From the listing below, return each line that includes "JSON".
· · · · ·
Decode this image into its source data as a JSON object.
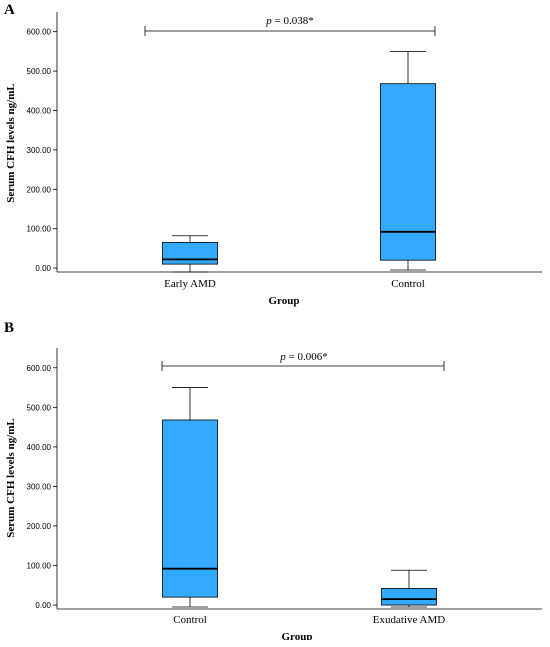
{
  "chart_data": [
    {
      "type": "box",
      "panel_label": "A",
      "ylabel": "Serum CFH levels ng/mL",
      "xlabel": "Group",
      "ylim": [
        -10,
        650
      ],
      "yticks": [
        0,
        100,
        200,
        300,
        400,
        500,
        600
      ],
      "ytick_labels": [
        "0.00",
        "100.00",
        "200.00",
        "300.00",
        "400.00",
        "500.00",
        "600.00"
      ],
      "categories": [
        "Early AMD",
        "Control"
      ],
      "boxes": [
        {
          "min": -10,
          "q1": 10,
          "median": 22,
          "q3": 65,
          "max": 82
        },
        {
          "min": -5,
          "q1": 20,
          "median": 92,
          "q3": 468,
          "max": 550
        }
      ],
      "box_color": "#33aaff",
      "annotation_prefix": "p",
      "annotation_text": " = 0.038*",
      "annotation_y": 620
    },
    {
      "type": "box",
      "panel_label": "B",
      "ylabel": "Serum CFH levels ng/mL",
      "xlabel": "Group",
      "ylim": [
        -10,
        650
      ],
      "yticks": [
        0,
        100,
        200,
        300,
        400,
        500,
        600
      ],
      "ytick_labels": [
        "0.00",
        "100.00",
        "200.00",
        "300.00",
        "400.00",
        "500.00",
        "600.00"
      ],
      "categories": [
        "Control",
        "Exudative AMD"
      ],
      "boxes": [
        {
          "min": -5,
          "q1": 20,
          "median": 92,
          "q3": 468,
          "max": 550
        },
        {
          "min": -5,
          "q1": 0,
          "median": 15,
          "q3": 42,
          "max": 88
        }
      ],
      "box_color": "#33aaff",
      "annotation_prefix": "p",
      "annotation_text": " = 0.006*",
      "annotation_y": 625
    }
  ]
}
· · · · ·
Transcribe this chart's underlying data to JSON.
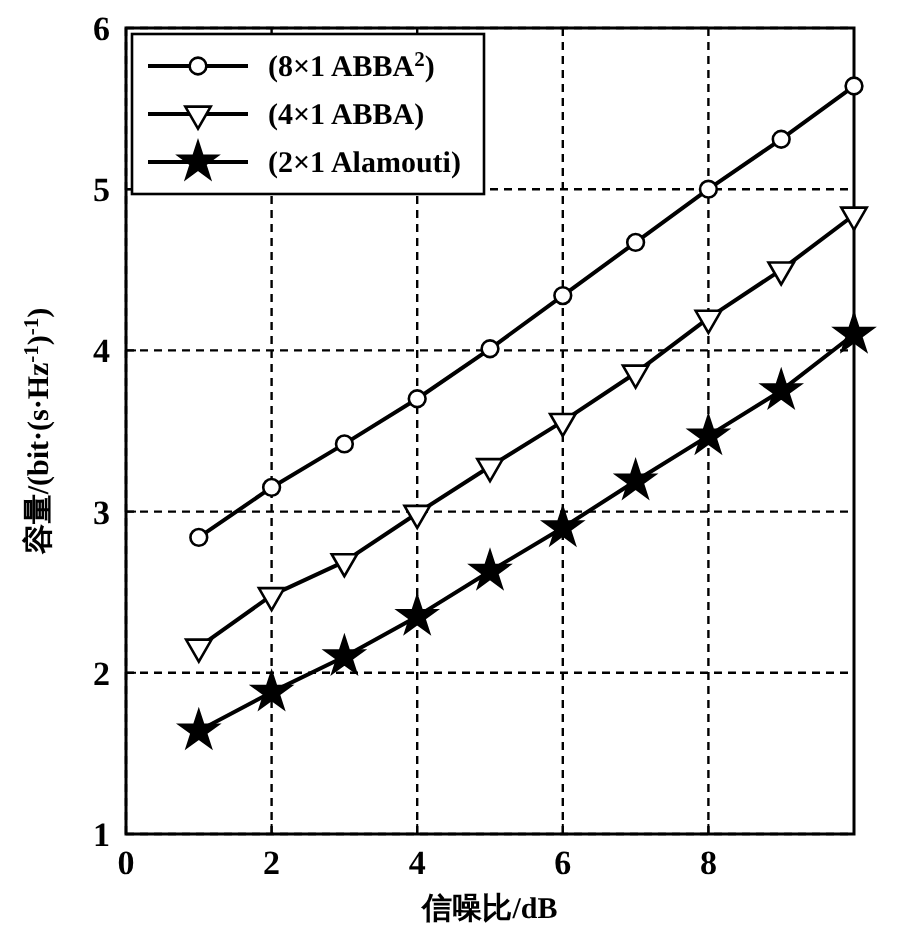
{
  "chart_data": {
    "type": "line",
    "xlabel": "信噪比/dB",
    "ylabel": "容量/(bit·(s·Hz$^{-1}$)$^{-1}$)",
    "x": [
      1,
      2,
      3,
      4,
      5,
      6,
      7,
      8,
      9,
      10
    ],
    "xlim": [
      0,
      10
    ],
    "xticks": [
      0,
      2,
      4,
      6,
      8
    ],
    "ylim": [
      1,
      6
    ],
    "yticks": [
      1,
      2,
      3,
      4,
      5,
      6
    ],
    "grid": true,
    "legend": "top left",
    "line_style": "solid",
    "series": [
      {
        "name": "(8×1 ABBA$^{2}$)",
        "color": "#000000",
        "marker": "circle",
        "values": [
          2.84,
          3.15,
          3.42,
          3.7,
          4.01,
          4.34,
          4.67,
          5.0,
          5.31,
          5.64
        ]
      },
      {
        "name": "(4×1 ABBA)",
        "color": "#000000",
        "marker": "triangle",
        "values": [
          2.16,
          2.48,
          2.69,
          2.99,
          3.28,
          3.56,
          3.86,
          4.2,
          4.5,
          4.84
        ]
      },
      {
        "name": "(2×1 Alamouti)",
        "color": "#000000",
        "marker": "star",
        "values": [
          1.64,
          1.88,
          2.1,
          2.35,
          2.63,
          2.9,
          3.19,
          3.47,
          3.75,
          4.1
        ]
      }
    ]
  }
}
· · · · ·
» SOLUTION TO THE PROBLEM
Decode this image into its source data as a JSON object.
Transcribe this chart's underlying data to JSON.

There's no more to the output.